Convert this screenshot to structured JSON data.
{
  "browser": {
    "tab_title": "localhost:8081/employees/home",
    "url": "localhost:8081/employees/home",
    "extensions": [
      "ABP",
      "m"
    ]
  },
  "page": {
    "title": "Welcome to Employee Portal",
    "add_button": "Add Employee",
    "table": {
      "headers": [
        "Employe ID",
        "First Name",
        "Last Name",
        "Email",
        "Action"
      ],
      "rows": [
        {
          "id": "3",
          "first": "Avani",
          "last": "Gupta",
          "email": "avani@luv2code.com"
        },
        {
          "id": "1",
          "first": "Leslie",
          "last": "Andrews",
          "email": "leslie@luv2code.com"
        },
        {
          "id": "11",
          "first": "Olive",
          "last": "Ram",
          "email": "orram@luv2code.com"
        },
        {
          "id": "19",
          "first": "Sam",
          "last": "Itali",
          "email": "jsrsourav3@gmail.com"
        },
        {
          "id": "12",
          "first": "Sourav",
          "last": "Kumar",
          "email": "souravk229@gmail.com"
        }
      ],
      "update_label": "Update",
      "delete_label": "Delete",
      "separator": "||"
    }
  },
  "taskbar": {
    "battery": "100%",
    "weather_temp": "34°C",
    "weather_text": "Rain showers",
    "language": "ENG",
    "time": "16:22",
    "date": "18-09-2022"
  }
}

** What the task asks **
Quote the data in full, keeping each word unchanged.

** Result for this exercise **
Convert this screenshot to structured JSON data.
{
  "browser": {
    "tab_title": "localhost:8081/employees/home",
    "url": "localhost:8081/employees/home",
    "extensions": [
      "ABP",
      "m"
    ]
  },
  "page": {
    "title": "Welcome to Employee Portal",
    "add_button": "Add Employee",
    "table": {
      "headers": [
        "Employe ID",
        "First Name",
        "Last Name",
        "Email",
        "Action"
      ],
      "rows": [
        {
          "id": "3",
          "first": "Avani",
          "last": "Gupta",
          "email": "avani@luv2code.com"
        },
        {
          "id": "1",
          "first": "Leslie",
          "last": "Andrews",
          "email": "leslie@luv2code.com"
        },
        {
          "id": "11",
          "first": "Olive",
          "last": "Ram",
          "email": "orram@luv2code.com"
        },
        {
          "id": "19",
          "first": "Sam",
          "last": "Itali",
          "email": "jsrsourav3@gmail.com"
        },
        {
          "id": "12",
          "first": "Sourav",
          "last": "Kumar",
          "email": "souravk229@gmail.com"
        }
      ],
      "update_label": "Update",
      "delete_label": "Delete",
      "separator": "||"
    }
  },
  "taskbar": {
    "battery": "100%",
    "weather_temp": "34°C",
    "weather_text": "Rain showers",
    "language": "ENG",
    "time": "16:22",
    "date": "18-09-2022"
  }
}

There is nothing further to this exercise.